Exercise instructions
Retype the full set of records. Keep every character identical.
□ □ □ □ □ □ □
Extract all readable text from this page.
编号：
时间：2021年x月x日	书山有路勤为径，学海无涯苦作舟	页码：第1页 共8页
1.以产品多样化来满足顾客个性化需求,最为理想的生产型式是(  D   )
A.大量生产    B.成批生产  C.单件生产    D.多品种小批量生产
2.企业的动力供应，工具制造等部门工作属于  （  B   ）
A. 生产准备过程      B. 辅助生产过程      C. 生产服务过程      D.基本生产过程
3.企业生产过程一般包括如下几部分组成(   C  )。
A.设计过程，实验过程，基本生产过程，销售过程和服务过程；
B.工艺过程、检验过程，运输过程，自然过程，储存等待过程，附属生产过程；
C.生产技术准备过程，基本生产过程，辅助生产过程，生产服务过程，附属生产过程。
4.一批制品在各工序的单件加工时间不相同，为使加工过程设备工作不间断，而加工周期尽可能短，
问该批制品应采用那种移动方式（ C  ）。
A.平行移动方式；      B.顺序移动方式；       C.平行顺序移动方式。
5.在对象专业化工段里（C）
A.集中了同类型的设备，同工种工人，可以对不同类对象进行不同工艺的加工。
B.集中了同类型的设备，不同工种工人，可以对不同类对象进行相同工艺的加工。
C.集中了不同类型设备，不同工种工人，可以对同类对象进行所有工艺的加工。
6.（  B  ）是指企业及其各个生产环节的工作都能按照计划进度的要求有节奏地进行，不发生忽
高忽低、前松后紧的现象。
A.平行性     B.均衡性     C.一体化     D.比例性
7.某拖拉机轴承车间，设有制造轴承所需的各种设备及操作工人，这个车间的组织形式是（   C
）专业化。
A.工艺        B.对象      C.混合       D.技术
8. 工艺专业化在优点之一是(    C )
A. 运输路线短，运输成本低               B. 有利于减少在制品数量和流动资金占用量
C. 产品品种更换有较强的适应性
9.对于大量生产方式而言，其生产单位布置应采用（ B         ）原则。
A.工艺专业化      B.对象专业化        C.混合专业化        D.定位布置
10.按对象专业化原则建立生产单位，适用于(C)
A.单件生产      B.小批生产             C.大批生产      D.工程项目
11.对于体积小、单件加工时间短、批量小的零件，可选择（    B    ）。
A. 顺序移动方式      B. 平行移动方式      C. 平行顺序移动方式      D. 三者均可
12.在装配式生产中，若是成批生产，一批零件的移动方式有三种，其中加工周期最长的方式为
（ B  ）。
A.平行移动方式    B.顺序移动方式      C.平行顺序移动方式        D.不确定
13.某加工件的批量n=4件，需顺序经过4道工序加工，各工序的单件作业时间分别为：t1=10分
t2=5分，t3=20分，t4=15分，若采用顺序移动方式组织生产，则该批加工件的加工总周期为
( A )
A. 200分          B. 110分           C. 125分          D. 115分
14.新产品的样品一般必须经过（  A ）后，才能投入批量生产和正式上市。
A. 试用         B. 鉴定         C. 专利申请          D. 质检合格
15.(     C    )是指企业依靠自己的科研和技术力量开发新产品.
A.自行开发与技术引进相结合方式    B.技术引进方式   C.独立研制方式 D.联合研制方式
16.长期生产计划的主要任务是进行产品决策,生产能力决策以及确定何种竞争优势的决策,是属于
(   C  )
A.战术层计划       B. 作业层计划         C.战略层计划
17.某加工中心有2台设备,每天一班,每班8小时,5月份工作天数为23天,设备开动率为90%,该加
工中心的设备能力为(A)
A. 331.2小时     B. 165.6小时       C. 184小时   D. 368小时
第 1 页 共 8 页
□ □ □ □ □ □ □
Expected answer
Extract all readable text from this page.
编号：
时间：2021年x月x日	书山有路勤为径，学海无涯苦作舟	页码：第1页 共8页
1.以产品多样化来满足顾客个性化需求,最为理想的生产型式是(  D   )
A.大量生产    B.成批生产  C.单件生产    D.多品种小批量生产
2.企业的动力供应，工具制造等部门工作属于  （  B   ）
A. 生产准备过程      B. 辅助生产过程      C. 生产服务过程      D.基本生产过程
3.企业生产过程一般包括如下几部分组成(   C  )。
A.设计过程，实验过程，基本生产过程，销售过程和服务过程；
B.工艺过程、检验过程，运输过程，自然过程，储存等待过程，附属生产过程；
C.生产技术准备过程，基本生产过程，辅助生产过程，生产服务过程，附属生产过程。
4.一批制品在各工序的单件加工时间不相同，为使加工过程设备工作不间断，而加工周期尽可能短，
问该批制品应采用那种移动方式（ C  ）。
A.平行移动方式；      B.顺序移动方式；       C.平行顺序移动方式。
5.在对象专业化工段里（C）
A.集中了同类型的设备，同工种工人，可以对不同类对象进行不同工艺的加工。
B.集中了同类型的设备，不同工种工人，可以对不同类对象进行相同工艺的加工。
C.集中了不同类型设备，不同工种工人，可以对同类对象进行所有工艺的加工。
6.（  B  ）是指企业及其各个生产环节的工作都能按照计划进度的要求有节奏地进行，不发生忽
高忽低、前松后紧的现象。
A.平行性     B.均衡性     C.一体化     D.比例性
7.某拖拉机轴承车间，设有制造轴承所需的各种设备及操作工人，这个车间的组织形式是（   C
）专业化。
A.工艺        B.对象      C.混合       D.技术
8. 工艺专业化在优点之一是(    C )
A. 运输路线短，运输成本低               B. 有利于减少在制品数量和流动资金占用量
C. 产品品种更换有较强的适应性
9.对于大量生产方式而言，其生产单位布置应采用（ B         ）原则。
A.工艺专业化      B.对象专业化        C.混合专业化        D.定位布置
10.按对象专业化原则建立生产单位，适用于(C)
A.单件生产      B.小批生产             C.大批生产      D.工程项目
11.对于体积小、单件加工时间短、批量小的零件，可选择（    B    ）。
A. 顺序移动方式      B. 平行移动方式      C. 平行顺序移动方式      D. 三者均可
12.在装配式生产中，若是成批生产，一批零件的移动方式有三种，其中加工周期最长的方式为
（ B  ）。
A.平行移动方式    B.顺序移动方式      C.平行顺序移动方式        D.不确定
13.某加工件的批量n=4件，需顺序经过4道工序加工，各工序的单件作业时间分别为：t1=10分
t2=5分，t3=20分，t4=15分，若采用顺序移动方式组织生产，则该批加工件的加工总周期为
( A )
A. 200分          B. 110分           C. 125分          D. 115分
14.新产品的样品一般必须经过（  A ）后，才能投入批量生产和正式上市。
A. 试用         B. 鉴定         C. 专利申请          D. 质检合格
15.(     C    )是指企业依靠自己的科研和技术力量开发新产品.
A.自行开发与技术引进相结合方式    B.技术引进方式   C.独立研制方式 D.联合研制方式
16.长期生产计划的主要任务是进行产品决策,生产能力决策以及确定何种竞争优势的决策,是属于
(   C  )
A.战术层计划       B. 作业层计划         C.战略层计划
17.某加工中心有2台设备,每天一班,每班8小时,5月份工作天数为23天,设备开动率为90%,该加
工中心的设备能力为(A)
A. 331.2小时     B. 165.6小时       C. 184小时   D. 368小时
第 1 页 共 8 页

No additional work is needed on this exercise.